### Aim of the task
Return the material below in full and exactly.

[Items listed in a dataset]
+===+

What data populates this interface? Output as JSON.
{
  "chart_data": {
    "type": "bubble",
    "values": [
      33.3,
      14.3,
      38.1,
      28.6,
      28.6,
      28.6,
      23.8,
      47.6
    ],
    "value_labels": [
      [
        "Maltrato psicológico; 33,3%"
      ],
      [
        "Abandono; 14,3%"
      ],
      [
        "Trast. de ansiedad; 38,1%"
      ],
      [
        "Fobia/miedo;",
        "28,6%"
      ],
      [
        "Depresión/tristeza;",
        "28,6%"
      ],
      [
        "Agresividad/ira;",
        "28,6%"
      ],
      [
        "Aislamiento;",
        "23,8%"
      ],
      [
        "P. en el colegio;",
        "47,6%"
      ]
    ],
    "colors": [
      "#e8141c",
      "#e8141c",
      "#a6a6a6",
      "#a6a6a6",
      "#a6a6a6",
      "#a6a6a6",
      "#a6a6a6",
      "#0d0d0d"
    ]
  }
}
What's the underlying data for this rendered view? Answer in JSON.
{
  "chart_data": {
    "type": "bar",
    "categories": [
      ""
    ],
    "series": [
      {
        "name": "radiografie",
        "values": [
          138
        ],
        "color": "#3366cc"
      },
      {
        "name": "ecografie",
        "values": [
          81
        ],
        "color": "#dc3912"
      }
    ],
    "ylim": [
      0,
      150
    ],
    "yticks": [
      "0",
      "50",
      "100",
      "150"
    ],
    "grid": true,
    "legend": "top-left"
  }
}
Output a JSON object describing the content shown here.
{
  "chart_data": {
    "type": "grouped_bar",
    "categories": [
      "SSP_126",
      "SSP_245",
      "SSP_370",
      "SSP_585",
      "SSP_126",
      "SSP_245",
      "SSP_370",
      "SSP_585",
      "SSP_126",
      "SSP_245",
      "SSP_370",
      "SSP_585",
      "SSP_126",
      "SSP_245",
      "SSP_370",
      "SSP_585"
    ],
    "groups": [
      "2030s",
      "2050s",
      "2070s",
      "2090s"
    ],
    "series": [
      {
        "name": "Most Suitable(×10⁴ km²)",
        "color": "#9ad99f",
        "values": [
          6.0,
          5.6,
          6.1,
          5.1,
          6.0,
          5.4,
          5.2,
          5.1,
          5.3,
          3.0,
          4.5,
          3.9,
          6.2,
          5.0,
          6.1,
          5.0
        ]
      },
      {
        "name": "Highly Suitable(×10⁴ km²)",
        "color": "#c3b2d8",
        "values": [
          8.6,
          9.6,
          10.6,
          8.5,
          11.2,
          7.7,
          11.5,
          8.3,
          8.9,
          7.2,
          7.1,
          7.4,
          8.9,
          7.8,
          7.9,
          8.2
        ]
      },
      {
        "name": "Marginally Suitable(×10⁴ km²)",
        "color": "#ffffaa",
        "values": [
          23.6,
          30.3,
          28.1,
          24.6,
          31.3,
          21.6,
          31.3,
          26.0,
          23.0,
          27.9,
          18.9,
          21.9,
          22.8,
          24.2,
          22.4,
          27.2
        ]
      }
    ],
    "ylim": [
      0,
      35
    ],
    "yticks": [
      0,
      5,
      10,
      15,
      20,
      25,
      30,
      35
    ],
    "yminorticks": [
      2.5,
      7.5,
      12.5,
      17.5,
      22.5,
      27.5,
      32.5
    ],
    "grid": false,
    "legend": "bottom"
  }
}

+===+

### Task result
What data populates this interface? Output as JSON.
{
  "chart_data": {
    "type": "bubble",
    "values": [
      33.3,
      14.3,
      38.1,
      28.6,
      28.6,
      28.6,
      23.8,
      47.6
    ],
    "value_labels": [
      [
        "Maltrato psicológico; 33,3%"
      ],
      [
        "Abandono; 14,3%"
      ],
      [
        "Trast. de ansiedad; 38,1%"
      ],
      [
        "Fobia/miedo;",
        "28,6%"
      ],
      [
        "Depresión/tristeza;",
        "28,6%"
      ],
      [
        "Agresividad/ira;",
        "28,6%"
      ],
      [
        "Aislamiento;",
        "23,8%"
      ],
      [
        "P. en el colegio;",
        "47,6%"
      ]
    ],
    "colors": [
      "#e8141c",
      "#e8141c",
      "#a6a6a6",
      "#a6a6a6",
      "#a6a6a6",
      "#a6a6a6",
      "#a6a6a6",
      "#0d0d0d"
    ]
  }
}
What's the underlying data for this rendered view? Answer in JSON.
{
  "chart_data": {
    "type": "bar",
    "categories": [
      ""
    ],
    "series": [
      {
        "name": "radiografie",
        "values": [
          138
        ],
        "color": "#3366cc"
      },
      {
        "name": "ecografie",
        "values": [
          81
        ],
        "color": "#dc3912"
      }
    ],
    "ylim": [
      0,
      150
    ],
    "yticks": [
      "0",
      "50",
      "100",
      "150"
    ],
    "grid": true,
    "legend": "top-left"
  }
}
Output a JSON object describing the content shown here.
{
  "chart_data": {
    "type": "grouped_bar",
    "categories": [
      "SSP_126",
      "SSP_245",
      "SSP_370",
      "SSP_585",
      "SSP_126",
      "SSP_245",
      "SSP_370",
      "SSP_585",
      "SSP_126",
      "SSP_245",
      "SSP_370",
      "SSP_585",
      "SSP_126",
      "SSP_245",
      "SSP_370",
      "SSP_585"
    ],
    "groups": [
      "2030s",
      "2050s",
      "2070s",
      "2090s"
    ],
    "series": [
      {
        "name": "Most Suitable(×10⁴ km²)",
        "color": "#9ad99f",
        "values": [
          6.0,
          5.6,
          6.1,
          5.1,
          6.0,
          5.4,
          5.2,
          5.1,
          5.3,
          3.0,
          4.5,
          3.9,
          6.2,
          5.0,
          6.1,
          5.0
        ]
      },
      {
        "name": "Highly Suitable(×10⁴ km²)",
        "color": "#c3b2d8",
        "values": [
          8.6,
          9.6,
          10.6,
          8.5,
          11.2,
          7.7,
          11.5,
          8.3,
          8.9,
          7.2,
          7.1,
          7.4,
          8.9,
          7.8,
          7.9,
          8.2
        ]
      },
      {
        "name": "Marginally Suitable(×10⁴ km²)",
        "color": "#ffffaa",
        "values": [
          23.6,
          30.3,
          28.1,
          24.6,
          31.3,
          21.6,
          31.3,
          26.0,
          23.0,
          27.9,
          18.9,
          21.9,
          22.8,
          24.2,
          22.4,
          27.2
        ]
      }
    ],
    "ylim": [
      0,
      35
    ],
    "yticks": [
      0,
      5,
      10,
      15,
      20,
      25,
      30,
      35
    ],
    "yminorticks": [
      2.5,
      7.5,
      12.5,
      17.5,
      22.5,
      27.5,
      32.5
    ],
    "grid": false,
    "legend": "bottom"
  }
}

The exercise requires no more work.